[Dataset entries on figures]
.....

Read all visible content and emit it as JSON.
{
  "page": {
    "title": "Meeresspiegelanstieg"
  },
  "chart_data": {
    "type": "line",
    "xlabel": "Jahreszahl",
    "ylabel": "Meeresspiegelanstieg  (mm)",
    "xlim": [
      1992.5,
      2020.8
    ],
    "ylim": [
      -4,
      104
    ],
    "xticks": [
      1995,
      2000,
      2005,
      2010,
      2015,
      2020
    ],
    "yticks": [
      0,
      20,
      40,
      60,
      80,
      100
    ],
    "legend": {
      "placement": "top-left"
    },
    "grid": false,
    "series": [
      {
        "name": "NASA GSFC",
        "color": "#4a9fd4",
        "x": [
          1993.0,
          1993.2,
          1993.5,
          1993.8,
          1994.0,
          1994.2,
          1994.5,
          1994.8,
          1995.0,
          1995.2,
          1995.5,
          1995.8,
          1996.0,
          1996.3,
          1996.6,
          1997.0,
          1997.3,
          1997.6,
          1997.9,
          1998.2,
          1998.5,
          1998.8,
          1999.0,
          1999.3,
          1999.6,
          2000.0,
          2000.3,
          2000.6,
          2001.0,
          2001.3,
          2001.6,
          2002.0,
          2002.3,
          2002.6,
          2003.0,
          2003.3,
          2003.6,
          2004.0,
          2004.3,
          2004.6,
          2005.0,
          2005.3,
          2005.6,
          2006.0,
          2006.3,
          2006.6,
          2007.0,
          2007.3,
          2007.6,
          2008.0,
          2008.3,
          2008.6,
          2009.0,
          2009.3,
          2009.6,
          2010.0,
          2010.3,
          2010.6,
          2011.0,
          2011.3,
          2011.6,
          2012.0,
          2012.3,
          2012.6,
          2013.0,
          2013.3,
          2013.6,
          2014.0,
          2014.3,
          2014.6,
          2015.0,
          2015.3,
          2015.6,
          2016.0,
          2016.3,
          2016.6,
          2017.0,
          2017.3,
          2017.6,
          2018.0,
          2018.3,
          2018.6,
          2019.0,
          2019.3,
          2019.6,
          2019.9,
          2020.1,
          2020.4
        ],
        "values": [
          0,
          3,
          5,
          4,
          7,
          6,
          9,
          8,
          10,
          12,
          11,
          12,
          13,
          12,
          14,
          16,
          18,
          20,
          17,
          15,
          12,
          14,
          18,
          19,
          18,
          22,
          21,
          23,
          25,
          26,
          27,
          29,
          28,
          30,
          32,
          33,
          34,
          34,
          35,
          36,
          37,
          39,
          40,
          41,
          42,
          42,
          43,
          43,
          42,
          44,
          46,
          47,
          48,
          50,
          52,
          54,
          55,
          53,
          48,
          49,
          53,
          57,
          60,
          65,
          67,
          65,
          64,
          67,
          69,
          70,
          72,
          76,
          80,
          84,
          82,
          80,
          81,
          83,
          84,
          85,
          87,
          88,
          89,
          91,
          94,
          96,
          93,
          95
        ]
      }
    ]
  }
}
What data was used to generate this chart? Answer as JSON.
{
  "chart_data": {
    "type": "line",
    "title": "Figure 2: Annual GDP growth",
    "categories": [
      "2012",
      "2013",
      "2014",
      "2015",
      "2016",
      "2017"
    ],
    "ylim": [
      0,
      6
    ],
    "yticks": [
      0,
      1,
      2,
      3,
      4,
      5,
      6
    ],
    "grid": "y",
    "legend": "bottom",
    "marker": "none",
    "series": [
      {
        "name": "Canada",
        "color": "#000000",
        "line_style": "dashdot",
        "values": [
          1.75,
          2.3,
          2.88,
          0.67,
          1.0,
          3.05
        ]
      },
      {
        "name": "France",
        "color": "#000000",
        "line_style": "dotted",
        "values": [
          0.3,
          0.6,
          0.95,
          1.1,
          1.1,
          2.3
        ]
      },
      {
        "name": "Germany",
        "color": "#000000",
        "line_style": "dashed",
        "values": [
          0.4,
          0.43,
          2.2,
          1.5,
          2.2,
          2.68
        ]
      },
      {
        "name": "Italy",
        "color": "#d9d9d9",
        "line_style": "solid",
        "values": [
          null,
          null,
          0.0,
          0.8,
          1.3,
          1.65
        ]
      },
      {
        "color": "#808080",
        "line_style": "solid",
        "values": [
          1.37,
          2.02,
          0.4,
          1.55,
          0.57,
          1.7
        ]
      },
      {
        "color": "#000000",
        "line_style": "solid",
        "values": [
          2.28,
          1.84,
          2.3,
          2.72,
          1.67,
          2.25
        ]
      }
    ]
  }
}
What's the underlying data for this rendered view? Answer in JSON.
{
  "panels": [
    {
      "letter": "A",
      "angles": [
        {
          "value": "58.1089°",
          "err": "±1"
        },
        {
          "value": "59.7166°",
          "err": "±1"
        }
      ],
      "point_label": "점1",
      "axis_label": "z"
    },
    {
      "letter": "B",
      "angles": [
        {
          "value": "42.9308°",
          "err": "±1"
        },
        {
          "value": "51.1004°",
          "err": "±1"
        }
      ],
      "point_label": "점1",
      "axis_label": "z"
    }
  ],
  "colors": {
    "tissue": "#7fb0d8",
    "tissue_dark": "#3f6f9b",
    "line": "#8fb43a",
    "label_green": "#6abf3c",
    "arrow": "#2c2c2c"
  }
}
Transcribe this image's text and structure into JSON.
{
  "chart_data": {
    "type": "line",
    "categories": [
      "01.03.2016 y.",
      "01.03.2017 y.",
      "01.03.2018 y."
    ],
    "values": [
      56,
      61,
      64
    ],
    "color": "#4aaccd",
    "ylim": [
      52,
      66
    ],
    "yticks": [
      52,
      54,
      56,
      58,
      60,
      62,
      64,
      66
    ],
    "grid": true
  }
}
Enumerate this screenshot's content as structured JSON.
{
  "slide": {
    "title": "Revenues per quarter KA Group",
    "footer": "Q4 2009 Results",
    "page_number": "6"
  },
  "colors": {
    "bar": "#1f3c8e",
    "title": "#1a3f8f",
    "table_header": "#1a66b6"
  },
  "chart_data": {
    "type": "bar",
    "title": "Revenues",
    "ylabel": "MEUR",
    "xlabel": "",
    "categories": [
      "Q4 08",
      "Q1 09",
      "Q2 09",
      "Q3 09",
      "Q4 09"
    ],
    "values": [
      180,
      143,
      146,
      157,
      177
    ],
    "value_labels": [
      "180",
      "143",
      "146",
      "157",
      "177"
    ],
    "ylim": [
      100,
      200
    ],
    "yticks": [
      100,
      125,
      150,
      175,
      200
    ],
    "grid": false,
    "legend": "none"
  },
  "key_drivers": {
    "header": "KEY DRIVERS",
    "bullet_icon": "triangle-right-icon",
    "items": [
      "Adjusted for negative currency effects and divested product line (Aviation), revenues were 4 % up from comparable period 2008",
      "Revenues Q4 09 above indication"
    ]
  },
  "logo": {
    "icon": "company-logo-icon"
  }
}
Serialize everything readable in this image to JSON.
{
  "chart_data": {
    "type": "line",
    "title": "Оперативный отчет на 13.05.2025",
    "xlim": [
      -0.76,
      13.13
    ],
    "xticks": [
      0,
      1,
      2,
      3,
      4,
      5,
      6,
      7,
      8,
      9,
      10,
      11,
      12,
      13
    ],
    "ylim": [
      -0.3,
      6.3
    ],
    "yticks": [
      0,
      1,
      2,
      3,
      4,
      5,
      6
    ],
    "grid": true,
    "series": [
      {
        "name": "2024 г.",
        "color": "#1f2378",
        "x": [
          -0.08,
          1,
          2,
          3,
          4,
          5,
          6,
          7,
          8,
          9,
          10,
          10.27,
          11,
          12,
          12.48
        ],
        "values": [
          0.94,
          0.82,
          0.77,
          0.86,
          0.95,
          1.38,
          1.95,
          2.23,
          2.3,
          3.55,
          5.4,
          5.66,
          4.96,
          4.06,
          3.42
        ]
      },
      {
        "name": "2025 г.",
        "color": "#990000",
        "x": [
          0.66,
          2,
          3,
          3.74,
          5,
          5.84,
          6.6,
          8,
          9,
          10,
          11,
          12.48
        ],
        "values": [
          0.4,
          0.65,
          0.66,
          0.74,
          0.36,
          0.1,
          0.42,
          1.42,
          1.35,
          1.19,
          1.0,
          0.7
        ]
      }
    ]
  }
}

.....

▸ Short task
Lines from the one containing "Serialize everything readable" through the final line are to be given again verbatim, with nothing before or after.

▸ The output
Serialize everything readable in this image to JSON.
{
  "chart_data": {
    "type": "line",
    "title": "Оперативный отчет на 13.05.2025",
    "xlim": [
      -0.76,
      13.13
    ],
    "xticks": [
      0,
      1,
      2,
      3,
      4,
      5,
      6,
      7,
      8,
      9,
      10,
      11,
      12,
      13
    ],
    "ylim": [
      -0.3,
      6.3
    ],
    "yticks": [
      0,
      1,
      2,
      3,
      4,
      5,
      6
    ],
    "grid": true,
    "series": [
      {
        "name": "2024 г.",
        "color": "#1f2378",
        "x": [
          -0.08,
          1,
          2,
          3,
          4,
          5,
          6,
          7,
          8,
          9,
          10,
          10.27,
          11,
          12,
          12.48
        ],
        "values": [
          0.94,
          0.82,
          0.77,
          0.86,
          0.95,
          1.38,
          1.95,
          2.23,
          2.3,
          3.55,
          5.4,
          5.66,
          4.96,
          4.06,
          3.42
        ]
      },
      {
        "name": "2025 г.",
        "color": "#990000",
        "x": [
          0.66,
          2,
          3,
          3.74,
          5,
          5.84,
          6.6,
          8,
          9,
          10,
          11,
          12.48
        ],
        "values": [
          0.4,
          0.65,
          0.66,
          0.74,
          0.36,
          0.1,
          0.42,
          1.42,
          1.35,
          1.19,
          1.0,
          0.7
        ]
      }
    ]
  }
}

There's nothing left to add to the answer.